• REQUIRED WORK: Tally the lines in these records that hold the string "JSON", and reply with the number alone.

(Data extracted from a collection)
□ □ □ □

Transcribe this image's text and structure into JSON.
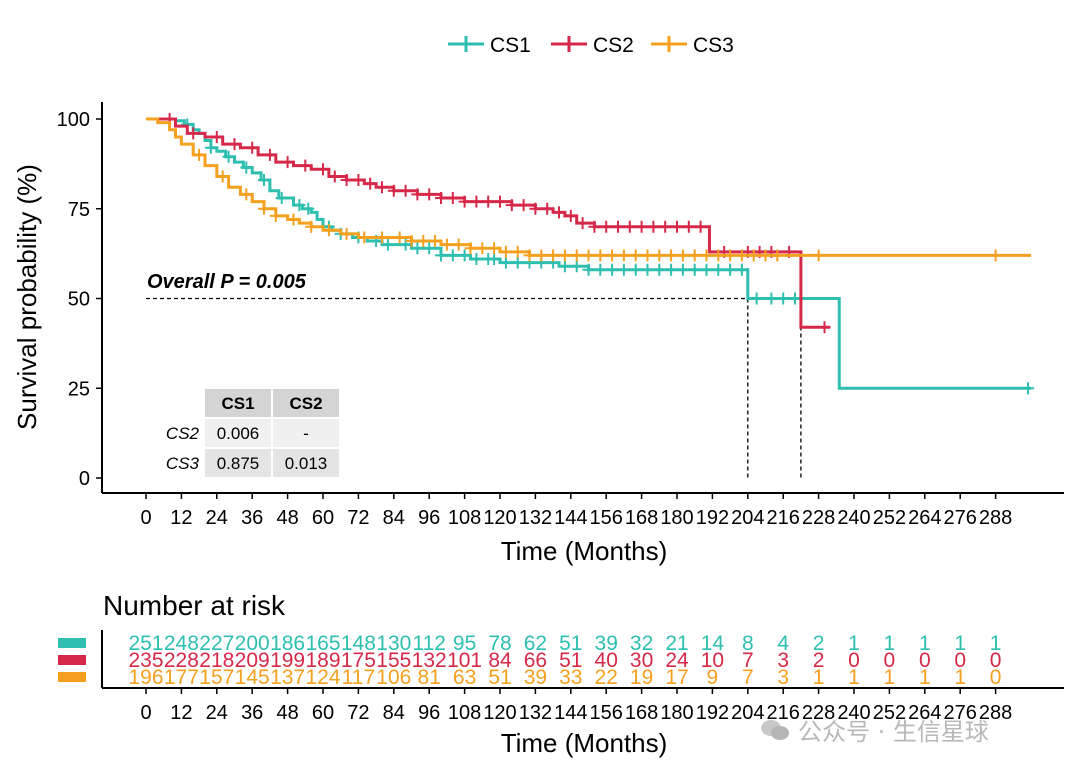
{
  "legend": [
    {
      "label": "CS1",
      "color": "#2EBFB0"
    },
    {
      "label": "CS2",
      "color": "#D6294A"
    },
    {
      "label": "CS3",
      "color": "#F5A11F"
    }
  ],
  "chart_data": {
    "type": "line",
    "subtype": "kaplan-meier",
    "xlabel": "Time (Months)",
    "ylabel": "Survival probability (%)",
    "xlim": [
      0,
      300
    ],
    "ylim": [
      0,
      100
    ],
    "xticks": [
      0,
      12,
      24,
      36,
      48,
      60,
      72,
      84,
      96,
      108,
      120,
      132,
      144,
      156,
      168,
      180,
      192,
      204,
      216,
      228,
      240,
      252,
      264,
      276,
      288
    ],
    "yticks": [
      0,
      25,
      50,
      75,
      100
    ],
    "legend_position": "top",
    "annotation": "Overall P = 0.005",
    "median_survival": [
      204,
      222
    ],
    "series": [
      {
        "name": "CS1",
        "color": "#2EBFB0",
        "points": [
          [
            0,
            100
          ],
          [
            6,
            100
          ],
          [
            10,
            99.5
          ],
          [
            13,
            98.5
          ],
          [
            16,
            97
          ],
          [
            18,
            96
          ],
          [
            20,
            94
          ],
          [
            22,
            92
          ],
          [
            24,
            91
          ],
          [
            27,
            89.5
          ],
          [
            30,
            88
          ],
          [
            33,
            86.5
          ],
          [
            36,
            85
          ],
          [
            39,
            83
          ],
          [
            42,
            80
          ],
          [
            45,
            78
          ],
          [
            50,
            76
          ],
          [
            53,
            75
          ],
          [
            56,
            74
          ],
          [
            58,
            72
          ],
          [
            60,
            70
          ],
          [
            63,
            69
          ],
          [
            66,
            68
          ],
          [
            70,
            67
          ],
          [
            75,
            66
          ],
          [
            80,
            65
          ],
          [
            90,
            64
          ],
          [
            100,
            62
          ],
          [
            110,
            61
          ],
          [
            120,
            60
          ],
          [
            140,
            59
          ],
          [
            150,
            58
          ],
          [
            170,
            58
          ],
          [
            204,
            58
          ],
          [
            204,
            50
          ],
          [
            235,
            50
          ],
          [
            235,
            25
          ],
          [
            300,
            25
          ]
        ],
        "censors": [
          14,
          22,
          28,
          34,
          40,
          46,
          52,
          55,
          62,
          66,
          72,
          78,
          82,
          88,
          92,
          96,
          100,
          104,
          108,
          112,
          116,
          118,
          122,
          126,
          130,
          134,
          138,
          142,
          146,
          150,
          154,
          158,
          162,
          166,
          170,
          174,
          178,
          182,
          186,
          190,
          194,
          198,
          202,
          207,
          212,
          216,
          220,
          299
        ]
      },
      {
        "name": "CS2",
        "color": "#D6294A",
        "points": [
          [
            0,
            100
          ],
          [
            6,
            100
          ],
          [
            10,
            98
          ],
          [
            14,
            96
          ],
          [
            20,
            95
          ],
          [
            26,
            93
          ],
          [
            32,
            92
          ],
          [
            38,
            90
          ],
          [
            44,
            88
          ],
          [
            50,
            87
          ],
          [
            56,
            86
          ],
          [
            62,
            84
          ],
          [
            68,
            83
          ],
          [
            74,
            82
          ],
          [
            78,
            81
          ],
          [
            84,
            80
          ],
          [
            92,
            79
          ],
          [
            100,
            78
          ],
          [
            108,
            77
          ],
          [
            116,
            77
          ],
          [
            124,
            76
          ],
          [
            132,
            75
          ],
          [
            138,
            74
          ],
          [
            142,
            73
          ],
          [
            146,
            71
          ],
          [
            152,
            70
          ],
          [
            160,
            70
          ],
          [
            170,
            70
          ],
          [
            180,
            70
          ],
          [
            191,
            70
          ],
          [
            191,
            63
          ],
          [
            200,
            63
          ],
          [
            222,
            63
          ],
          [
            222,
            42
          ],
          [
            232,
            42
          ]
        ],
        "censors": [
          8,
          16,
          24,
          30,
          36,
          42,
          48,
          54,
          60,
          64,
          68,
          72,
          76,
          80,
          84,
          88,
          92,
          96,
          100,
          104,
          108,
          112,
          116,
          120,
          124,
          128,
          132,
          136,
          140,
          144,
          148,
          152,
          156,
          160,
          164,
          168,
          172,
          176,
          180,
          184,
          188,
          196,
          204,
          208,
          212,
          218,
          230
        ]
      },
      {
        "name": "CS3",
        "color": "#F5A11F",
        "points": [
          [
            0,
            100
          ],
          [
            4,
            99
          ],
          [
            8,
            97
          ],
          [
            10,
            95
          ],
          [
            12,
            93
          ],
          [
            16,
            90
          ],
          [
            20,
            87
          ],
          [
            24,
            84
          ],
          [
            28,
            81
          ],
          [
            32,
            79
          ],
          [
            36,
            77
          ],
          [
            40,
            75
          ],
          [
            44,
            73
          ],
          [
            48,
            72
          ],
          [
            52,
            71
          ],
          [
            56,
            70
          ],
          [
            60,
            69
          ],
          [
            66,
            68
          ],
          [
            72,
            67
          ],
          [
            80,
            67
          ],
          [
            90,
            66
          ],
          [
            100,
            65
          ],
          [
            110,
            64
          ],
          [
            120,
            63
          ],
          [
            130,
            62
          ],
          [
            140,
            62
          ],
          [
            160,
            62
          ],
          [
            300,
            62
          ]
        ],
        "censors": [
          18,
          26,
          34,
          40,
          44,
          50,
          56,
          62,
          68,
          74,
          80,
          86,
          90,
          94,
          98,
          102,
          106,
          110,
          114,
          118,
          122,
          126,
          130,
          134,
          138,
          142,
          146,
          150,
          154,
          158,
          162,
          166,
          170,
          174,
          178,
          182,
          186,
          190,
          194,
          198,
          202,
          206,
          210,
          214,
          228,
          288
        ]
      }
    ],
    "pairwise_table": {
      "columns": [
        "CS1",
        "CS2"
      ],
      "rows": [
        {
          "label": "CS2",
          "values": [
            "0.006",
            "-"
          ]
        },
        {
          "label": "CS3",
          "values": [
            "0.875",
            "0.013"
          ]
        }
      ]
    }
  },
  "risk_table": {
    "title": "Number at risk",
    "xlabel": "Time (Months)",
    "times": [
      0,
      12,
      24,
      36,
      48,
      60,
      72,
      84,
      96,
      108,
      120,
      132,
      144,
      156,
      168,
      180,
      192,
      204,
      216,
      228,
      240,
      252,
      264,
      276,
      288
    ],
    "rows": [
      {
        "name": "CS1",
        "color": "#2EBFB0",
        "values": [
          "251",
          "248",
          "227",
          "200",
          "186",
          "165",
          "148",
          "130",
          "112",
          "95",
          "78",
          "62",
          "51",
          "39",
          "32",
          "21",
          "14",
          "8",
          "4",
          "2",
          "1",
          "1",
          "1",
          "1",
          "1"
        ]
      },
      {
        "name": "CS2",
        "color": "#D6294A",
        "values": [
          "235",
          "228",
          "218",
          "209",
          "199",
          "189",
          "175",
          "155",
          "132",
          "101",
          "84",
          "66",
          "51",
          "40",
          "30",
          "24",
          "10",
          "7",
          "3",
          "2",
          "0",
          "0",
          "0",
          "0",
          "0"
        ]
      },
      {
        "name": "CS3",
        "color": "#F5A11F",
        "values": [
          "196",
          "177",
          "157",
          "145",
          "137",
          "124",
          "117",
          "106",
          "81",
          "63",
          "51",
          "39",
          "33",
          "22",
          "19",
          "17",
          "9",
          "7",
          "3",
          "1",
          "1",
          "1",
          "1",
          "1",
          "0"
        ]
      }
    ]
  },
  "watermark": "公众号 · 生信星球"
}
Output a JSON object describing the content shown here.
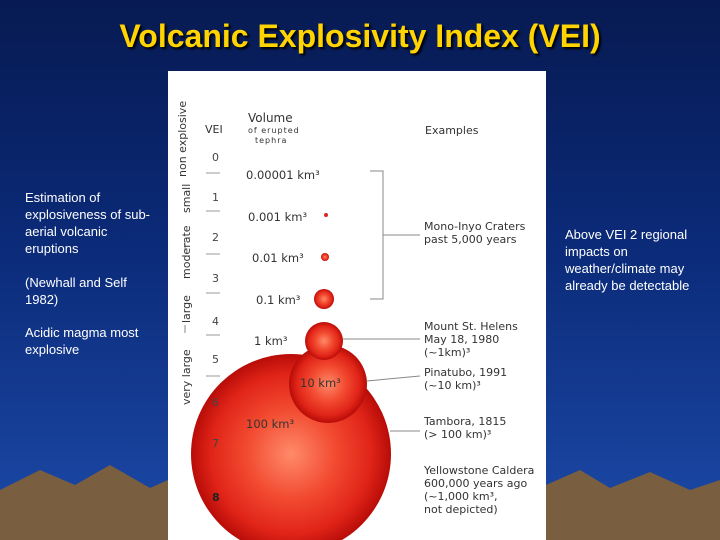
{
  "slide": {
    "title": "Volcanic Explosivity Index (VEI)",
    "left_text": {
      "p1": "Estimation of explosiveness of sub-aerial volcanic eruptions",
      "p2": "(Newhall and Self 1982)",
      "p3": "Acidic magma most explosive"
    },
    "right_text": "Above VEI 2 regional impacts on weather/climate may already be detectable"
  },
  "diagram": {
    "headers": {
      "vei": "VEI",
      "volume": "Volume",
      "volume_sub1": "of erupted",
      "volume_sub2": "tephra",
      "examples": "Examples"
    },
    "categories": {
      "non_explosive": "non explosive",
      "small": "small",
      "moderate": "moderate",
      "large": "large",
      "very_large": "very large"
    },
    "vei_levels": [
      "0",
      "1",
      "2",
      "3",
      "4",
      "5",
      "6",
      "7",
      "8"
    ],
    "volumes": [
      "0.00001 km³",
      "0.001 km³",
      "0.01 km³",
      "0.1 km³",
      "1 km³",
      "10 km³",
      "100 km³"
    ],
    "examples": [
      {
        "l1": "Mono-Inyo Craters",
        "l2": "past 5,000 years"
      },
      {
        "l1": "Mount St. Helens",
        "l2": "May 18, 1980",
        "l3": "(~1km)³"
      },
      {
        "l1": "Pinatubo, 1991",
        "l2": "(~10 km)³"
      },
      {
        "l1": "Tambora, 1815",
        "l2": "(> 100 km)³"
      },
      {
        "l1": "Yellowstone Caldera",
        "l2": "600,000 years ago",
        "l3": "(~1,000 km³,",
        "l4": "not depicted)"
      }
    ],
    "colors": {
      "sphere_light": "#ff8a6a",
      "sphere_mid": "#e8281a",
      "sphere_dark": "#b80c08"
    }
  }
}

□ □ □ □

• RESULT BELOW: 2